§ **Work instructions**
Restate the records that follow word for word; no pictures should appear.

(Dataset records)

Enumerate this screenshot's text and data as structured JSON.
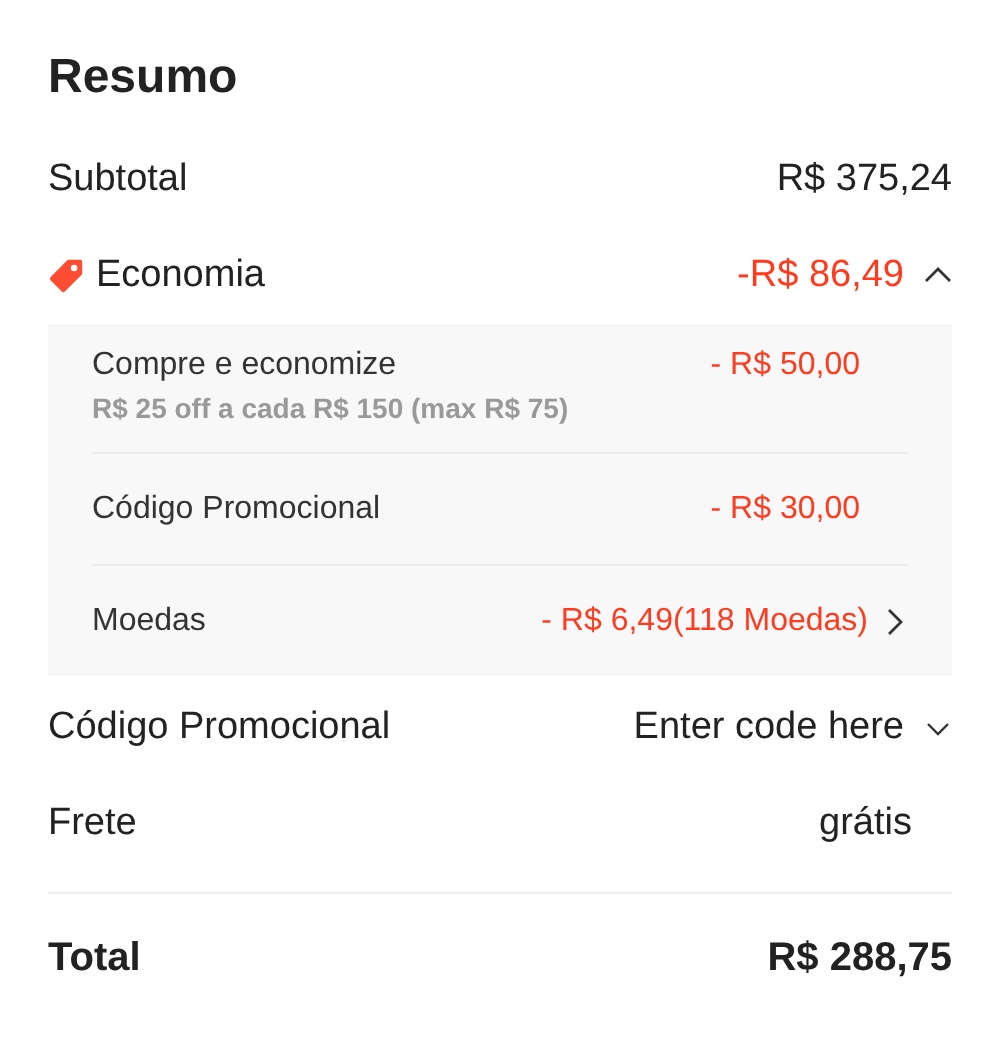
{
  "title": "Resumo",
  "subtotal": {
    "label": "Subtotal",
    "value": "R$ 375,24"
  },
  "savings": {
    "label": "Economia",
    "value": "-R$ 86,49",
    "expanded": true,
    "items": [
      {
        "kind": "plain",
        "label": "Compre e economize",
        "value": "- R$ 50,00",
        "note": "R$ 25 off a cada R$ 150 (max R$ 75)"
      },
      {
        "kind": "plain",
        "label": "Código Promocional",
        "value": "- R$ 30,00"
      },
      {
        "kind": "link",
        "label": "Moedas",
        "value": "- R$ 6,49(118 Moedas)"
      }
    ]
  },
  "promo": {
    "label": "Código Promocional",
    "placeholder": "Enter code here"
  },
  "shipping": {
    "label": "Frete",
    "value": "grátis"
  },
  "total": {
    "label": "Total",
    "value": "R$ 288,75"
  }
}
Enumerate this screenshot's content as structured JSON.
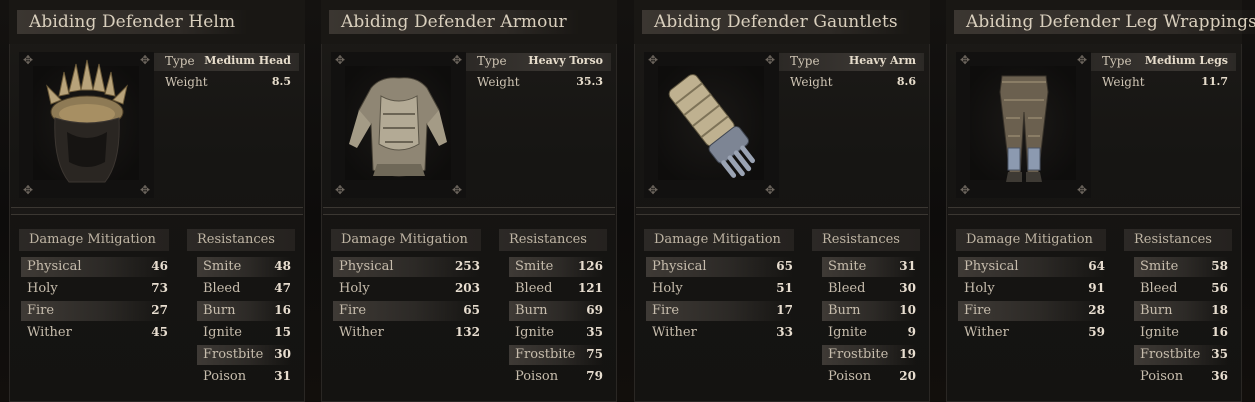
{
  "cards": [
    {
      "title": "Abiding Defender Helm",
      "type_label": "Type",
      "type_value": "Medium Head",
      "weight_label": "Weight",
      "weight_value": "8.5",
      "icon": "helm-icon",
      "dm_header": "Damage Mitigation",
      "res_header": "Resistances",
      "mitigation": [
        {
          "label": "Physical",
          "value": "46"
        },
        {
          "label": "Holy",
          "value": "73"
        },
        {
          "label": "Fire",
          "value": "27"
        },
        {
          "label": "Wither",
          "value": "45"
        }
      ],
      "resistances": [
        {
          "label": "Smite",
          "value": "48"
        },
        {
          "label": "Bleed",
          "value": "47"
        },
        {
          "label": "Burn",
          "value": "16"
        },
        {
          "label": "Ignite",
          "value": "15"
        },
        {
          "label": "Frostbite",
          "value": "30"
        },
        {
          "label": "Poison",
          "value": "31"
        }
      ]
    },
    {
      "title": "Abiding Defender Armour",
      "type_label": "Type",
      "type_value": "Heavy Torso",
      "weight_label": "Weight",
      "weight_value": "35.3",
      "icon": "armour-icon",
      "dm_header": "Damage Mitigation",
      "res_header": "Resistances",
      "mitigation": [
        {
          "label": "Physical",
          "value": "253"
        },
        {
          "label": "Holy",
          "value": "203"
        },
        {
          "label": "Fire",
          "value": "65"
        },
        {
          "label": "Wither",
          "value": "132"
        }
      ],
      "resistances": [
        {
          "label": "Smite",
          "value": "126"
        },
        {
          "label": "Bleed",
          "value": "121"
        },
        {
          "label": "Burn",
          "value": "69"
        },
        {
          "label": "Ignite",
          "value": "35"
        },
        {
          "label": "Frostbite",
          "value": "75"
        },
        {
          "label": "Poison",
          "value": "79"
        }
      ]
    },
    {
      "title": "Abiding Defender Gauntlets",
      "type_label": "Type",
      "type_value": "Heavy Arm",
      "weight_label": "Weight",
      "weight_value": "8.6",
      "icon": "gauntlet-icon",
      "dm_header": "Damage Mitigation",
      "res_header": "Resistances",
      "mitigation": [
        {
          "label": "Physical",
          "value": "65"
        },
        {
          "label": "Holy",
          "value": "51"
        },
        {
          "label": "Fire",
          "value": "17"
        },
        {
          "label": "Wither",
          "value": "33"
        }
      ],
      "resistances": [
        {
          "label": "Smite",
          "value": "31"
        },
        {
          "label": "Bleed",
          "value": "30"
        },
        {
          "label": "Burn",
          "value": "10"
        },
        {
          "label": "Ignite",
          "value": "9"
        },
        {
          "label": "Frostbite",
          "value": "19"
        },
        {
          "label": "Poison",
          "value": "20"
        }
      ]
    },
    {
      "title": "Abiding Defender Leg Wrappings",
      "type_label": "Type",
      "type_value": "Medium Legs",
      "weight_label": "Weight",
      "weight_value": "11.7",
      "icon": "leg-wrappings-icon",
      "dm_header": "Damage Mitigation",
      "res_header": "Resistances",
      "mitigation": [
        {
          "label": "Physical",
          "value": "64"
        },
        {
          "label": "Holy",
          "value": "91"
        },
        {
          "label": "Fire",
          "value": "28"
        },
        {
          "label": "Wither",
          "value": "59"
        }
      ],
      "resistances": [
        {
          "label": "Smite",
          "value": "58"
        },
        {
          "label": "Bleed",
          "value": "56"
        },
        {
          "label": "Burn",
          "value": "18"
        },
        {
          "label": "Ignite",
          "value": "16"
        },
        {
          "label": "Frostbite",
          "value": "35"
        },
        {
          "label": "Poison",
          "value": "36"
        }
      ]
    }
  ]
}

§ **Solution for this exercise**
Enumerate this screenshot's text and data as structured JSON.
{
  "title": "Resumo",
  "subtotal": {
    "label": "Subtotal",
    "value": "R$ 375,24"
  },
  "savings": {
    "label": "Economia",
    "value": "-R$ 86,49",
    "expanded": true,
    "items": [
      {
        "kind": "plain",
        "label": "Compre e economize",
        "value": "- R$ 50,00",
        "note": "R$ 25 off a cada R$ 150 (max R$ 75)"
      },
      {
        "kind": "plain",
        "label": "Código Promocional",
        "value": "- R$ 30,00"
      },
      {
        "kind": "link",
        "label": "Moedas",
        "value": "- R$ 6,49(118 Moedas)"
      }
    ]
  },
  "promo": {
    "label": "Código Promocional",
    "placeholder": "Enter code here"
  },
  "shipping": {
    "label": "Frete",
    "value": "grátis"
  },
  "total": {
    "label": "Total",
    "value": "R$ 288,75"
  }
}
Enumerate this screenshot's content as structured JSON.
{
  "cards": [
    {
      "title": "Abiding Defender Helm",
      "type_label": "Type",
      "type_value": "Medium Head",
      "weight_label": "Weight",
      "weight_value": "8.5",
      "icon": "helm-icon",
      "dm_header": "Damage Mitigation",
      "res_header": "Resistances",
      "mitigation": [
        {
          "label": "Physical",
          "value": "46"
        },
        {
          "label": "Holy",
          "value": "73"
        },
        {
          "label": "Fire",
          "value": "27"
        },
        {
          "label": "Wither",
          "value": "45"
        }
      ],
      "resistances": [
        {
          "label": "Smite",
          "value": "48"
        },
        {
          "label": "Bleed",
          "value": "47"
        },
        {
          "label": "Burn",
          "value": "16"
        },
        {
          "label": "Ignite",
          "value": "15"
        },
        {
          "label": "Frostbite",
          "value": "30"
        },
        {
          "label": "Poison",
          "value": "31"
        }
      ]
    },
    {
      "title": "Abiding Defender Armour",
      "type_label": "Type",
      "type_value": "Heavy Torso",
      "weight_label": "Weight",
      "weight_value": "35.3",
      "icon": "armour-icon",
      "dm_header": "Damage Mitigation",
      "res_header": "Resistances",
      "mitigation": [
        {
          "label": "Physical",
          "value": "253"
        },
        {
          "label": "Holy",
          "value": "203"
        },
        {
          "label": "Fire",
          "value": "65"
        },
        {
          "label": "Wither",
          "value": "132"
        }
      ],
      "resistances": [
        {
          "label": "Smite",
          "value": "126"
        },
        {
          "label": "Bleed",
          "value": "121"
        },
        {
          "label": "Burn",
          "value": "69"
        },
        {
          "label": "Ignite",
          "value": "35"
        },
        {
          "label": "Frostbite",
          "value": "75"
        },
        {
          "label": "Poison",
          "value": "79"
        }
      ]
    },
    {
      "title": "Abiding Defender Gauntlets",
      "type_label": "Type",
      "type_value": "Heavy Arm",
      "weight_label": "Weight",
      "weight_value": "8.6",
      "icon": "gauntlet-icon",
      "dm_header": "Damage Mitigation",
      "res_header": "Resistances",
      "mitigation": [
        {
          "label": "Physical",
          "value": "65"
        },
        {
          "label": "Holy",
          "value": "51"
        },
        {
          "label": "Fire",
          "value": "17"
        },
        {
          "label": "Wither",
          "value": "33"
        }
      ],
      "resistances": [
        {
          "label": "Smite",
          "value": "31"
        },
        {
          "label": "Bleed",
          "value": "30"
        },
        {
          "label": "Burn",
          "value": "10"
        },
        {
          "label": "Ignite",
          "value": "9"
        },
        {
          "label": "Frostbite",
          "value": "19"
        },
        {
          "label": "Poison",
          "value": "20"
        }
      ]
    },
    {
      "title": "Abiding Defender Leg Wrappings",
      "type_label": "Type",
      "type_value": "Medium Legs",
      "weight_label": "Weight",
      "weight_value": "11.7",
      "icon": "leg-wrappings-icon",
      "dm_header": "Damage Mitigation",
      "res_header": "Resistances",
      "mitigation": [
        {
          "label": "Physical",
          "value": "64"
        },
        {
          "label": "Holy",
          "value": "91"
        },
        {
          "label": "Fire",
          "value": "28"
        },
        {
          "label": "Wither",
          "value": "59"
        }
      ],
      "resistances": [
        {
          "label": "Smite",
          "value": "58"
        },
        {
          "label": "Bleed",
          "value": "56"
        },
        {
          "label": "Burn",
          "value": "18"
        },
        {
          "label": "Ignite",
          "value": "16"
        },
        {
          "label": "Frostbite",
          "value": "35"
        },
        {
          "label": "Poison",
          "value": "36"
        }
      ]
    }
  ]
}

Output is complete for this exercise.